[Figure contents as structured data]
□ □ □ □ □

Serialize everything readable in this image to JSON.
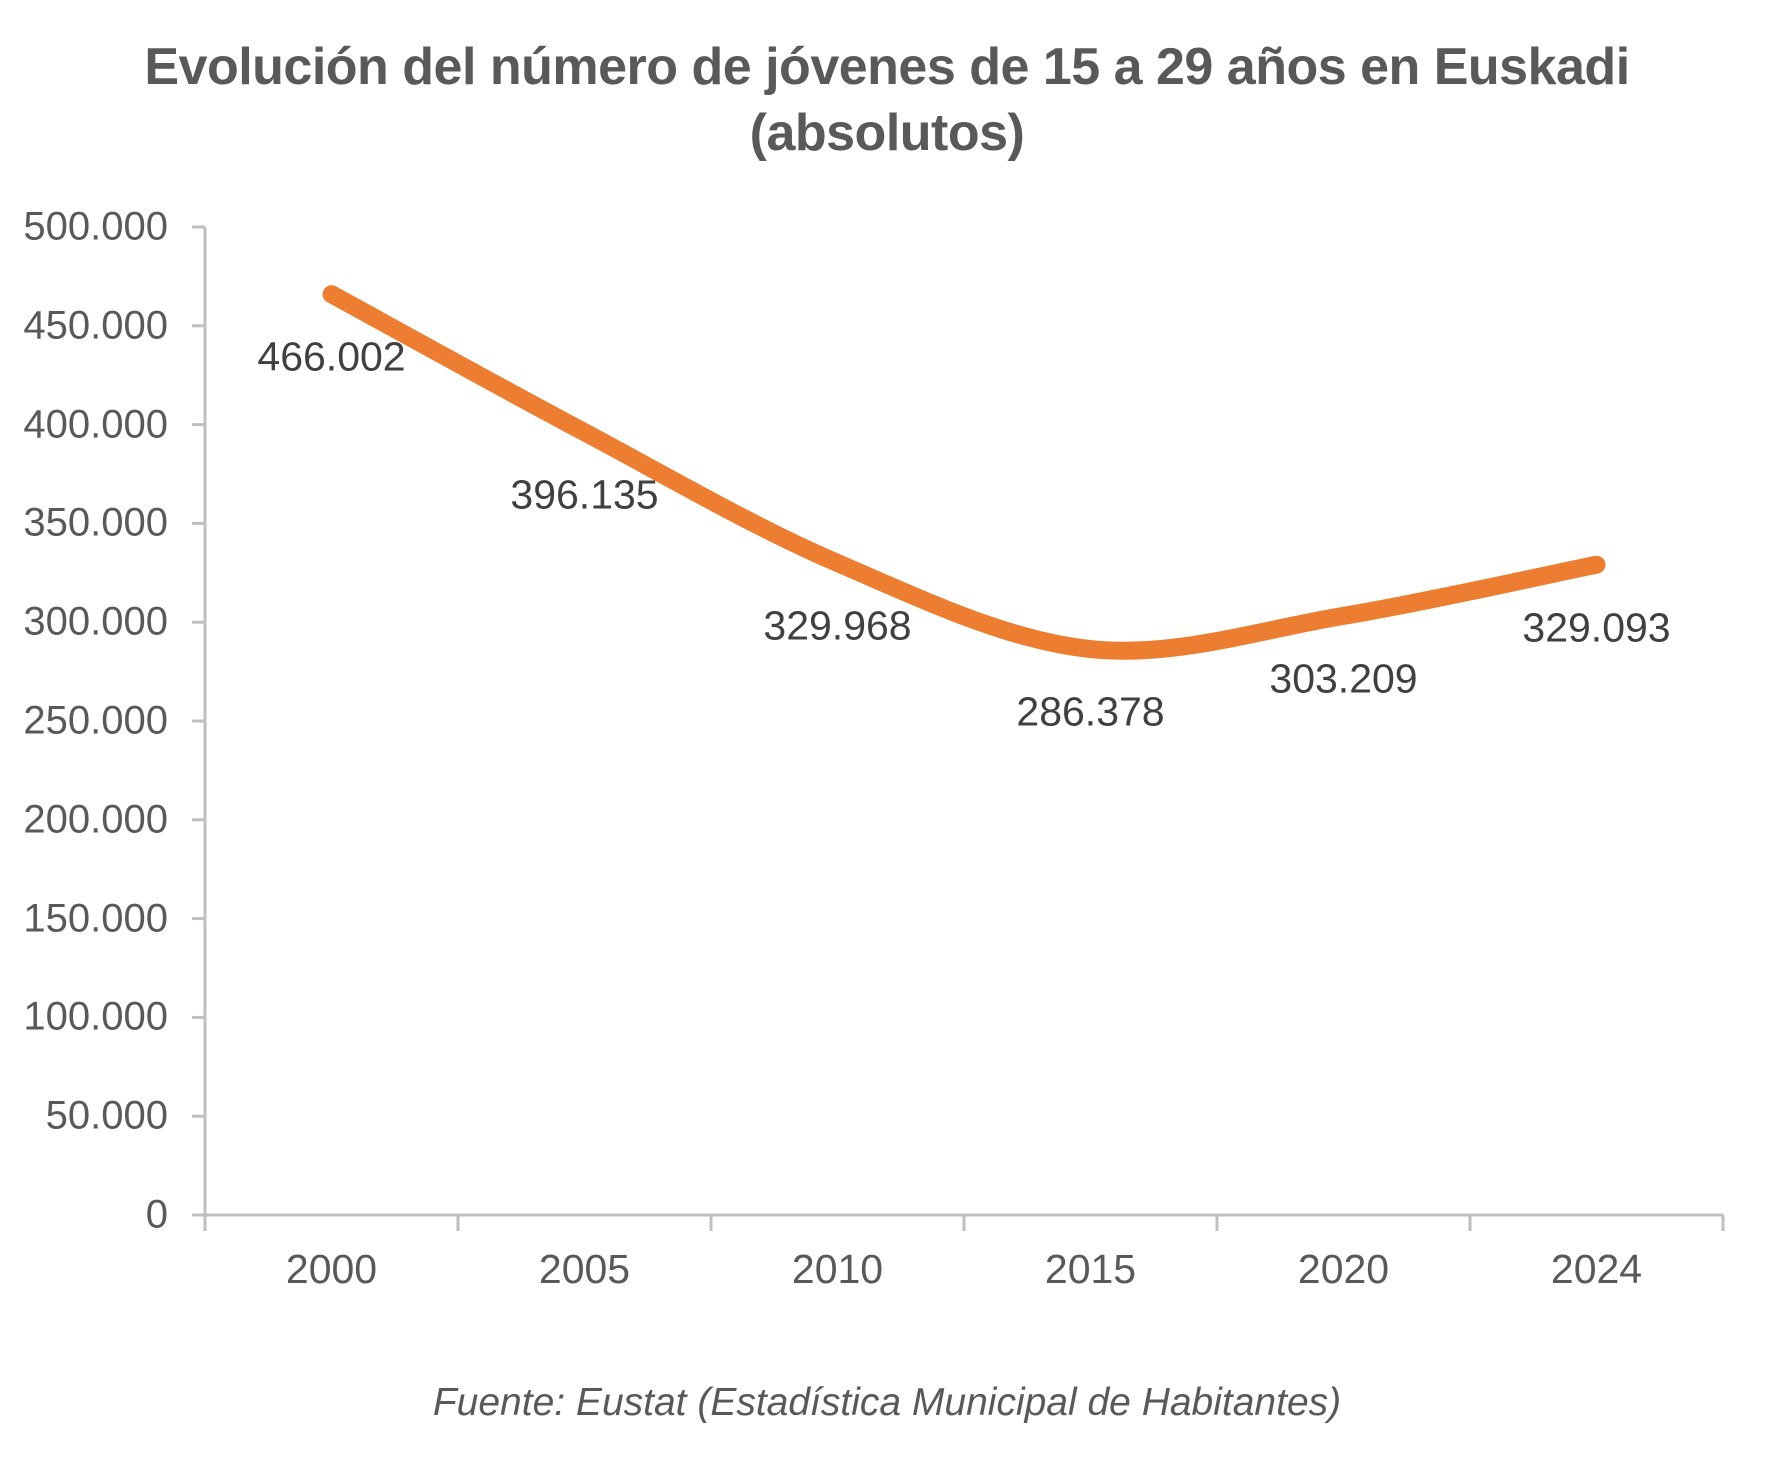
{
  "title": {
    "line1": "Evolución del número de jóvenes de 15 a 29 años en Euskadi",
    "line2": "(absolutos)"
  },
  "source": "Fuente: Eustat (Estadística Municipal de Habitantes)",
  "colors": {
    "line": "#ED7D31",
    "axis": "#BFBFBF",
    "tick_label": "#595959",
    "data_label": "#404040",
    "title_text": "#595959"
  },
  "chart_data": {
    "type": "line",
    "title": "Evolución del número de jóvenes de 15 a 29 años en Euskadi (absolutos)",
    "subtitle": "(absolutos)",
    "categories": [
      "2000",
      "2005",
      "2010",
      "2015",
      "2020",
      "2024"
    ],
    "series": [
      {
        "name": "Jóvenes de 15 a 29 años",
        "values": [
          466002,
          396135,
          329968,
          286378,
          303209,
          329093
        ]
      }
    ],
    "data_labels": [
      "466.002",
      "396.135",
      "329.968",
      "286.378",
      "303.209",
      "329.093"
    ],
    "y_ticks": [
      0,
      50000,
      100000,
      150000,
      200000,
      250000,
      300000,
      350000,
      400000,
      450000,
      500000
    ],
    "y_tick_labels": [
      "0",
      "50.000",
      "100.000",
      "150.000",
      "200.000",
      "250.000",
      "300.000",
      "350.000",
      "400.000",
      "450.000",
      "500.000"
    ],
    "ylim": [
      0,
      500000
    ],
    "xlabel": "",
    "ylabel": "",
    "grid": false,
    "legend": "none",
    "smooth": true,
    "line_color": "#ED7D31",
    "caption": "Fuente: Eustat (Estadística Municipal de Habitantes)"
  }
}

□ □ □ □ □

Retype the entries word for word. Omit any images.

_Finished task_
Serialize everything readable in this image to JSON.
{
  "title": {
    "line1": "Evolución del número de jóvenes de 15 a 29 años en Euskadi",
    "line2": "(absolutos)"
  },
  "source": "Fuente: Eustat (Estadística Municipal de Habitantes)",
  "colors": {
    "line": "#ED7D31",
    "axis": "#BFBFBF",
    "tick_label": "#595959",
    "data_label": "#404040",
    "title_text": "#595959"
  },
  "chart_data": {
    "type": "line",
    "title": "Evolución del número de jóvenes de 15 a 29 años en Euskadi (absolutos)",
    "subtitle": "(absolutos)",
    "categories": [
      "2000",
      "2005",
      "2010",
      "2015",
      "2020",
      "2024"
    ],
    "series": [
      {
        "name": "Jóvenes de 15 a 29 años",
        "values": [
          466002,
          396135,
          329968,
          286378,
          303209,
          329093
        ]
      }
    ],
    "data_labels": [
      "466.002",
      "396.135",
      "329.968",
      "286.378",
      "303.209",
      "329.093"
    ],
    "y_ticks": [
      0,
      50000,
      100000,
      150000,
      200000,
      250000,
      300000,
      350000,
      400000,
      450000,
      500000
    ],
    "y_tick_labels": [
      "0",
      "50.000",
      "100.000",
      "150.000",
      "200.000",
      "250.000",
      "300.000",
      "350.000",
      "400.000",
      "450.000",
      "500.000"
    ],
    "ylim": [
      0,
      500000
    ],
    "xlabel": "",
    "ylabel": "",
    "grid": false,
    "legend": "none",
    "smooth": true,
    "line_color": "#ED7D31",
    "caption": "Fuente: Eustat (Estadística Municipal de Habitantes)"
  }
}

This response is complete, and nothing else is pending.